╔══

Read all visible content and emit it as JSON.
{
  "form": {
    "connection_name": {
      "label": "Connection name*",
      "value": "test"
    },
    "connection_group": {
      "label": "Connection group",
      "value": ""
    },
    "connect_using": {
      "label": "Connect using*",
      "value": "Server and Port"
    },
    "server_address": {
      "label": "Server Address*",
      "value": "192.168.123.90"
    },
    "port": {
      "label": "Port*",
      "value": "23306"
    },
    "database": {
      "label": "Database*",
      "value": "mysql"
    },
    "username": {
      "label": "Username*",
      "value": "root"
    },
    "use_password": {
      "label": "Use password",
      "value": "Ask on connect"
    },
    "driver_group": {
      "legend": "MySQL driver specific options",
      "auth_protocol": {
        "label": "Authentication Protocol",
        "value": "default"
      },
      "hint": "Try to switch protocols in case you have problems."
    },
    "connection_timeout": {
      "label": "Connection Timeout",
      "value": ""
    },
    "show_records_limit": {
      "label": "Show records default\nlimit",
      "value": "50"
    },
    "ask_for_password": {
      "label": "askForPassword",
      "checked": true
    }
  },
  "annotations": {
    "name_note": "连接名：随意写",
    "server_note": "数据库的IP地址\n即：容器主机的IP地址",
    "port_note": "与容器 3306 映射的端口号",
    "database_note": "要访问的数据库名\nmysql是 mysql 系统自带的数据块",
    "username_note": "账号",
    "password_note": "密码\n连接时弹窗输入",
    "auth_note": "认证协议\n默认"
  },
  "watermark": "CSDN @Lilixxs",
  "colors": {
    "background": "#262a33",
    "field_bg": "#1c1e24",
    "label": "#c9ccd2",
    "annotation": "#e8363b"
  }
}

╚══

Scan the records for the string "default". Copy each line in which it appears.

**EXPECTED ANSWER**
        "value": "default"
      "label": "Show records default\nlimit",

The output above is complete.